+++ SUPPLIED INFORMATION +++

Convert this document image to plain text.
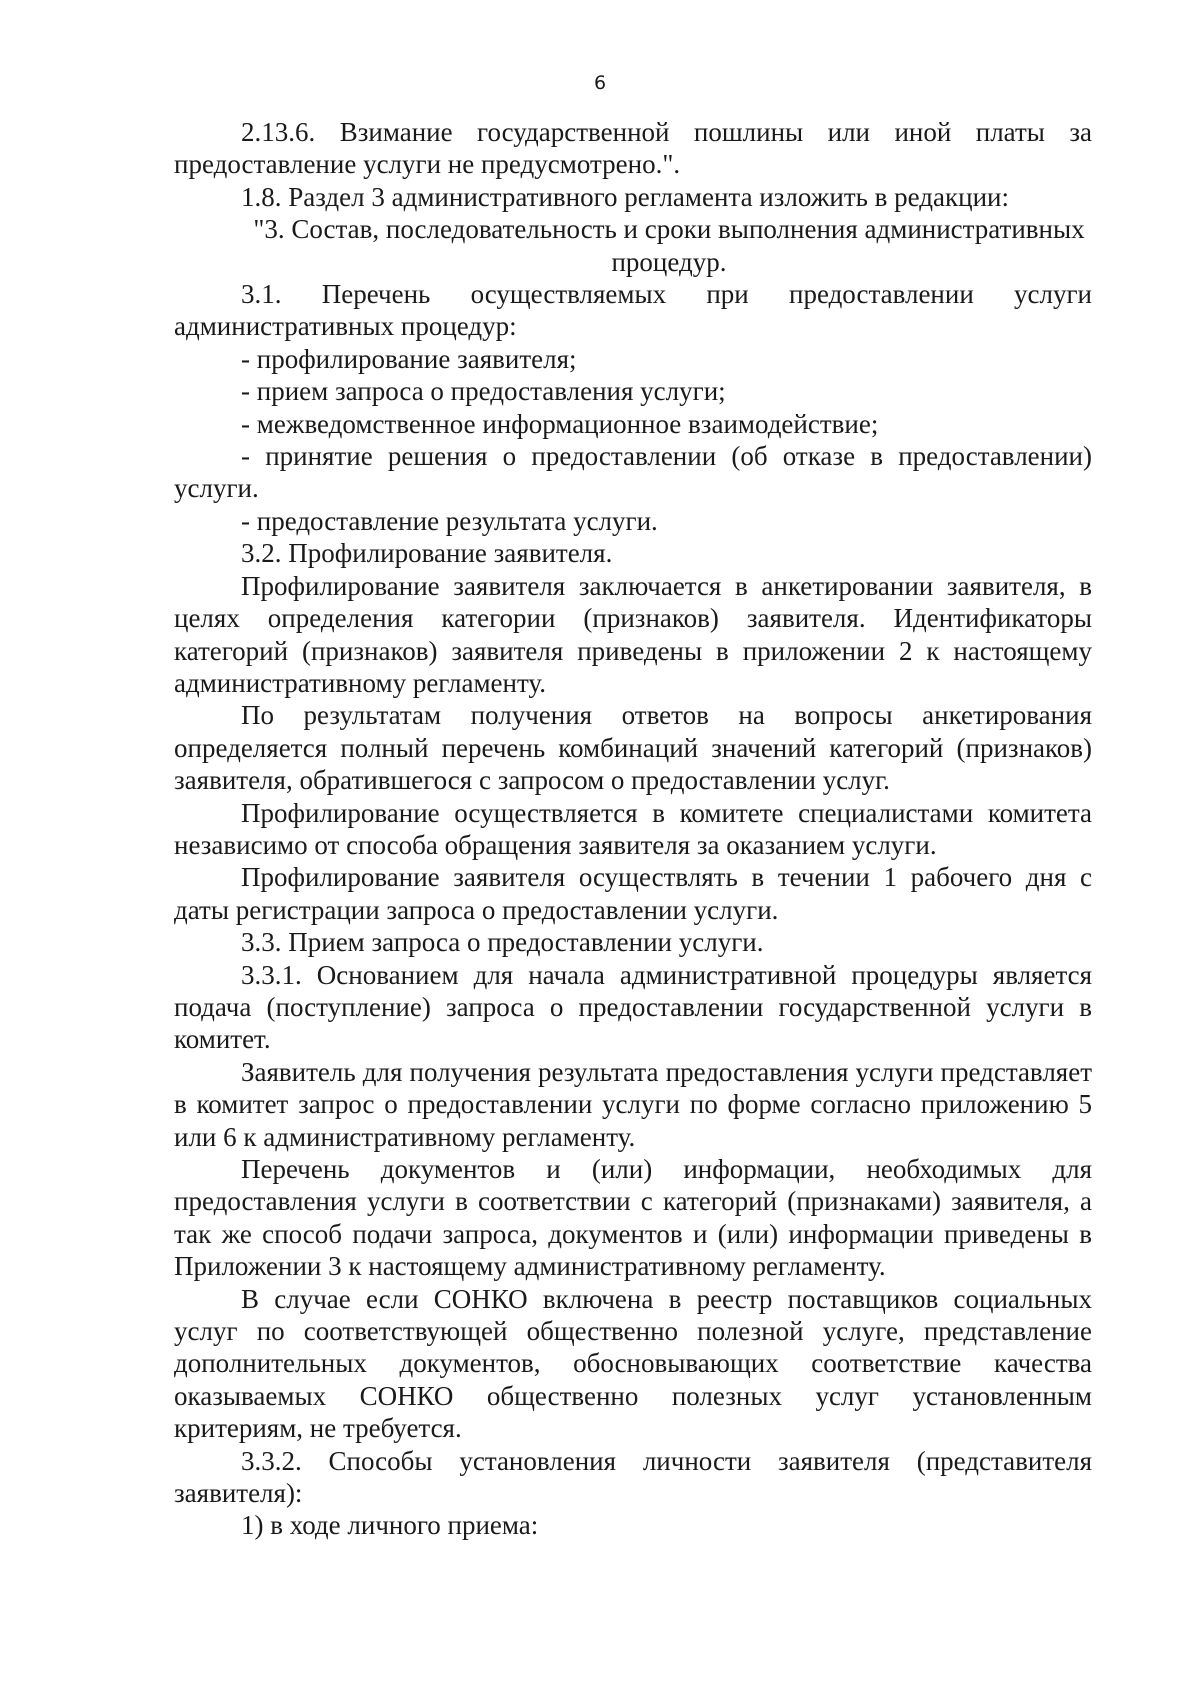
6

2.13.6. Взимание государственной пошлины или иной платы за предоставление услуги не предусмотрено.".

1.8. Раздел 3 административного регламента изложить в редакции:

"3. Состав, последовательность и сроки выполнения административных процедур.

3.1. Перечень осуществляемых при предоставлении услуги административных процедур:

- профилирование заявителя;

- прием запроса о предоставления услуги;

- межведомственное информационное взаимодействие;

- принятие решения о предоставлении (об отказе в предоставлении) услуги.

- предоставление результата услуги.

3.2. Профилирование заявителя.

Профилирование заявителя заключается в анкетировании заявителя, в целях определения категории (признаков) заявителя. Идентификаторы категорий (признаков) заявителя приведены в приложении 2 к настоящему административному регламенту.

По результатам получения ответов на вопросы анкетирования определяется полный перечень комбинаций значений категорий (признаков) заявителя, обратившегося с запросом о предоставлении услуг.

Профилирование осуществляется в комитете специалистами комитета независимо от способа обращения заявителя за оказанием услуги.

Профилирование заявителя осуществлять в течении 1 рабочего дня с даты регистрации запроса о предоставлении услуги.

3.3. Прием запроса о предоставлении услуги.

3.3.1. Основанием для начала административной процедуры является подача (поступление) запроса о предоставлении государственной услуги в комитет.

Заявитель для получения результата предоставления услуги представляет в комитет запрос о предоставлении услуги по форме согласно приложению 5 или 6 к административному регламенту.

Перечень документов и (или) информации, необходимых для предоставления услуги в соответствии с категорий (признаками) заявителя, а так же способ подачи запроса, документов и (или) информации приведены в Приложении 3 к настоящему административному регламенту.

В случае если СОНКО включена в реестр поставщиков социальных услуг по соответствующей общественно полезной услуге, представление дополнительных документов, обосновывающих соответствие качества оказываемых СОНКО общественно полезных услуг установленным критериям, не требуется.

3.3.2. Способы установления личности заявителя (представителя заявителя):

1) в ходе личного приема:
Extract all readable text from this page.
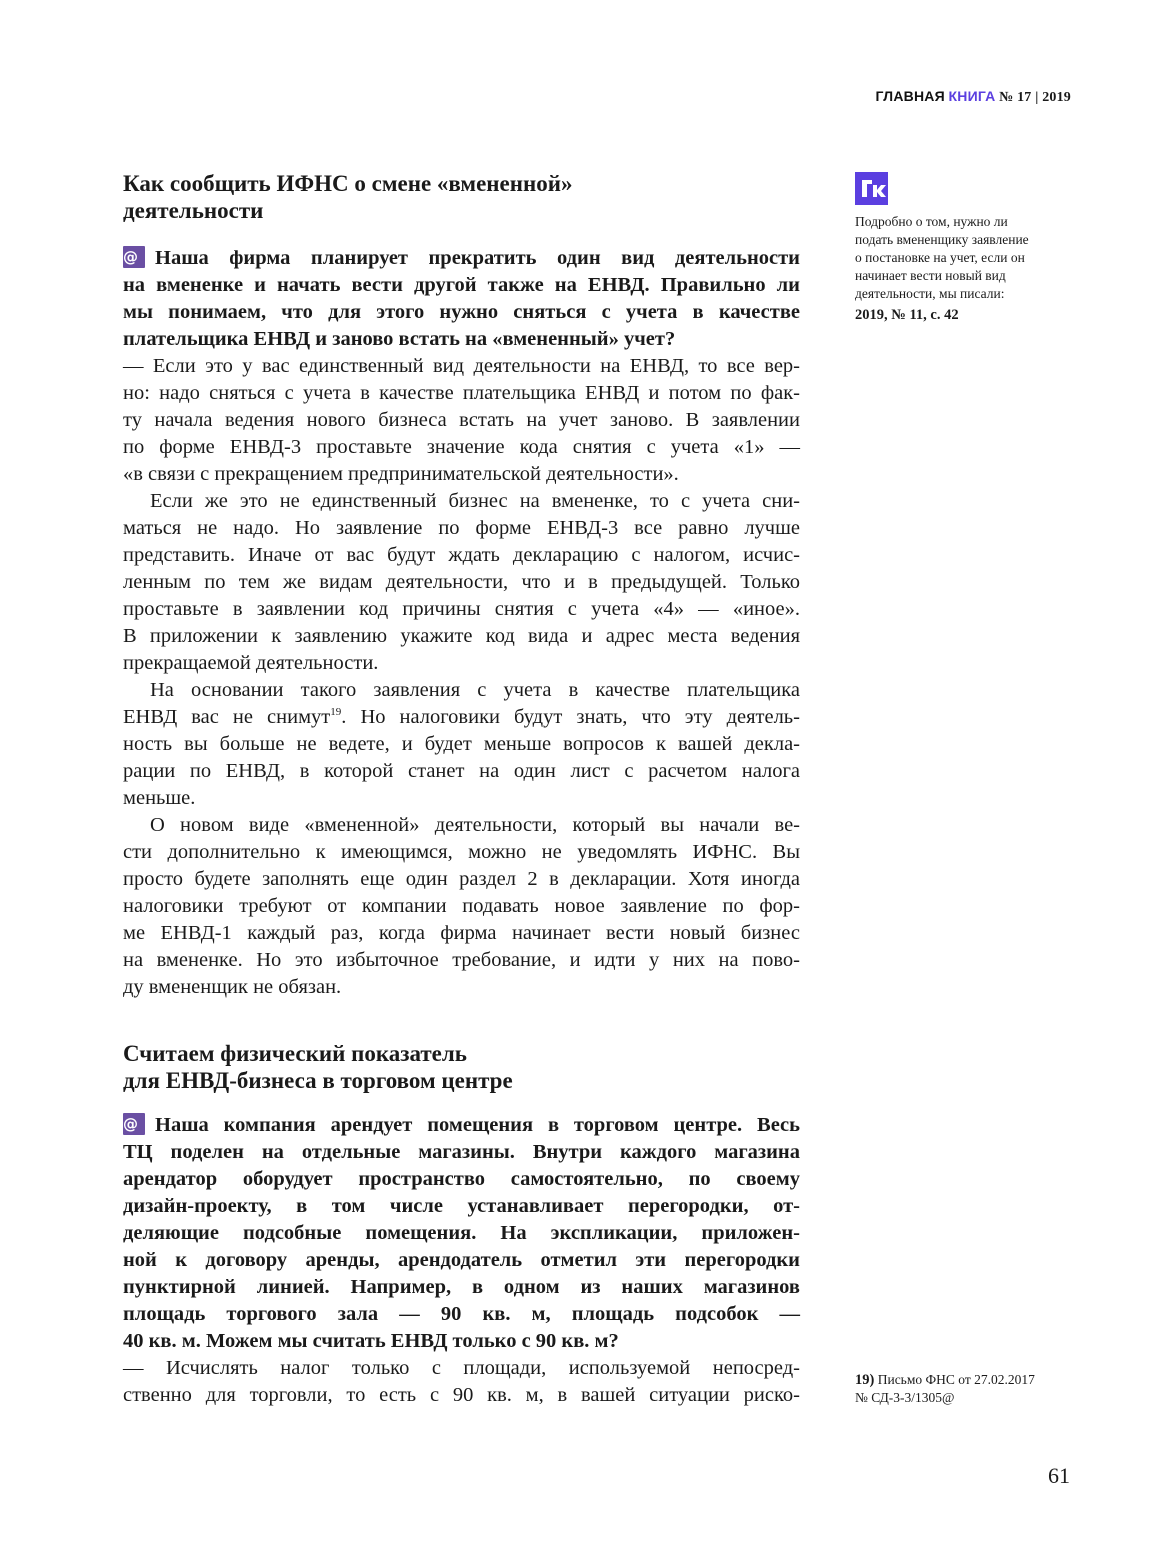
ГЛАВНАЯ КНИГА № 17 | 2019
Как сообщить ИФНС о смене «вмененной»
деятельности
@ Наша фирма планирует прекратить один вид деятельности
на вмененке и начать вести другой также на ЕНВД. Правильно ли
мы понимаем, что для этого нужно сняться с учета в качестве
плательщика ЕНВД и заново встать на «вмененный» учет?
— Если это у вас единственный вид деятельности на ЕНВД, то все вер-
но: надо сняться с учета в качестве плательщика ЕНВД и потом по фак-
ту начала ведения нового бизнеса встать на учет заново. В заявлении
по форме ЕНВД-3 проставьте значение кода снятия с учета «1» —
«в связи с прекращением предпринимательской деятельности».
Если же это не единственный бизнес на вмененке, то с учета сни-
маться не надо. Но заявление по форме ЕНВД-3 все равно лучше
представить. Иначе от вас будут ждать декларацию с налогом, исчис-
ленным по тем же видам деятельности, что и в предыдущей. Только
проставьте в заявлении код причины снятия с учета «4» — «иное».
В приложении к заявлению укажите код вида и адрес места ведения
прекращаемой деятельности.
На основании такого заявления с учета в качестве плательщика
ЕНВД вас не снимут$^{19}$. Но налоговики будут знать, что эту деятель-
ность вы больше не ведете, и будет меньше вопросов к вашей декла-
рации по ЕНВД, в которой станет на один лист с расчетом налога
меньше.
О новом виде «вмененной» деятельности, который вы начали ве-
сти дополнительно к имеющимся, можно не уведомлять ИФНС. Вы
просто будете заполнять еще один раздел 2 в декларации. Хотя иногда
налоговики требуют от компании подавать новое заявление по фор-
ме ЕНВД-1 каждый раз, когда фирма начинает вести новый бизнес
на вмененке. Но это избыточное требование, и идти у них на пово-
ду вмененщик не обязан.
Считаем физический показатель
для ЕНВД-бизнеса в торговом центре
@ Наша компания арендует помещения в торговом центре. Весь
ТЦ поделен на отдельные магазины. Внутри каждого магазина
арендатор оборудует пространство самостоятельно, по своему
дизайн-проекту, в том числе устанавливает перегородки, от-
деляющие подсобные помещения. На экспликации, приложен-
ной к договору аренды, арендодатель отметил эти перегородки
пунктирной линией. Например, в одном из наших магазинов
площадь торгового зала — 90 кв. м, площадь подсобок —
40 кв. м. Можем мы считать ЕНВД только с 90 кв. м?
— Исчислять налог только с площади, используемой непосред-
ственно для торговли, то есть с 90 кв. м, в вашей ситуации риско-
Подробно о том, нужно ли
подать вмененщику заявление
о постановке на учет, если он
начинает вести новый вид
деятельности, мы писали:
2019, № 11, с. 42
19) Письмо ФНС от 27.02.2017
№ СД-3-3/1305@
61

+++

(EXERCISE INSTRUCTIONS)
Return all the entries word for word, but omit any pictures they contain.

(THE RESULT)
Convert this document image to plain text.
6

2.13.6. Взимание государственной пошлины или иной платы за предоставление услуги не предусмотрено.".

1.8. Раздел 3 административного регламента изложить в редакции:

"3. Состав, последовательность и сроки выполнения административных процедур.

3.1. Перечень осуществляемых при предоставлении услуги административных процедур:

- профилирование заявителя;

- прием запроса о предоставления услуги;

- межведомственное информационное взаимодействие;

- принятие решения о предоставлении (об отказе в предоставлении) услуги.

- предоставление результата услуги.

3.2. Профилирование заявителя.

Профилирование заявителя заключается в анкетировании заявителя, в целях определения категории (признаков) заявителя. Идентификаторы категорий (признаков) заявителя приведены в приложении 2 к настоящему административному регламенту.

По результатам получения ответов на вопросы анкетирования определяется полный перечень комбинаций значений категорий (признаков) заявителя, обратившегося с запросом о предоставлении услуг.

Профилирование осуществляется в комитете специалистами комитета независимо от способа обращения заявителя за оказанием услуги.

Профилирование заявителя осуществлять в течении 1 рабочего дня с даты регистрации запроса о предоставлении услуги.

3.3. Прием запроса о предоставлении услуги.

3.3.1. Основанием для начала административной процедуры является подача (поступление) запроса о предоставлении государственной услуги в комитет.

Заявитель для получения результата предоставления услуги представляет в комитет запрос о предоставлении услуги по форме согласно приложению 5 или 6 к административному регламенту.

Перечень документов и (или) информации, необходимых для предоставления услуги в соответствии с категорий (признаками) заявителя, а так же способ подачи запроса, документов и (или) информации приведены в Приложении 3 к настоящему административному регламенту.

В случае если СОНКО включена в реестр поставщиков социальных услуг по соответствующей общественно полезной услуге, представление дополнительных документов, обосновывающих соответствие качества оказываемых СОНКО общественно полезных услуг установленным критериям, не требуется.

3.3.2. Способы установления личности заявителя (представителя заявителя):

1) в ходе личного приема:
Extract all readable text from this page.
ГЛАВНАЯ КНИГА № 17 | 2019
Как сообщить ИФНС о смене «вмененной»
деятельности
@ Наша фирма планирует прекратить один вид деятельности
на вмененке и начать вести другой также на ЕНВД. Правильно ли
мы понимаем, что для этого нужно сняться с учета в качестве
плательщика ЕНВД и заново встать на «вмененный» учет?
— Если это у вас единственный вид деятельности на ЕНВД, то все вер-
но: надо сняться с учета в качестве плательщика ЕНВД и потом по фак-
ту начала ведения нового бизнеса встать на учет заново. В заявлении
по форме ЕНВД-3 проставьте значение кода снятия с учета «1» —
«в связи с прекращением предпринимательской деятельности».
Если же это не единственный бизнес на вмененке, то с учета сни-
маться не надо. Но заявление по форме ЕНВД-3 все равно лучше
представить. Иначе от вас будут ждать декларацию с налогом, исчис-
ленным по тем же видам деятельности, что и в предыдущей. Только
проставьте в заявлении код причины снятия с учета «4» — «иное».
В приложении к заявлению укажите код вида и адрес места ведения
прекращаемой деятельности.
На основании такого заявления с учета в качестве плательщика
ЕНВД вас не снимут$^{19}$. Но налоговики будут знать, что эту деятель-
ность вы больше не ведете, и будет меньше вопросов к вашей декла-
рации по ЕНВД, в которой станет на один лист с расчетом налога
меньше.
О новом виде «вмененной» деятельности, который вы начали ве-
сти дополнительно к имеющимся, можно не уведомлять ИФНС. Вы
просто будете заполнять еще один раздел 2 в декларации. Хотя иногда
налоговики требуют от компании подавать новое заявление по фор-
ме ЕНВД-1 каждый раз, когда фирма начинает вести новый бизнес
на вмененке. Но это избыточное требование, и идти у них на пово-
ду вмененщик не обязан.
Считаем физический показатель
для ЕНВД-бизнеса в торговом центре
@ Наша компания арендует помещения в торговом центре. Весь
ТЦ поделен на отдельные магазины. Внутри каждого магазина
арендатор оборудует пространство самостоятельно, по своему
дизайн-проекту, в том числе устанавливает перегородки, от-
деляющие подсобные помещения. На экспликации, приложен-
ной к договору аренды, арендодатель отметил эти перегородки
пунктирной линией. Например, в одном из наших магазинов
площадь торгового зала — 90 кв. м, площадь подсобок —
40 кв. м. Можем мы считать ЕНВД только с 90 кв. м?
— Исчислять налог только с площади, используемой непосред-
ственно для торговли, то есть с 90 кв. м, в вашей ситуации риско-
Подробно о том, нужно ли
подать вмененщику заявление
о постановке на учет, если он
начинает вести новый вид
деятельности, мы писали:
2019, № 11, с. 42
19) Письмо ФНС от 27.02.2017
№ СД-3-3/1305@
61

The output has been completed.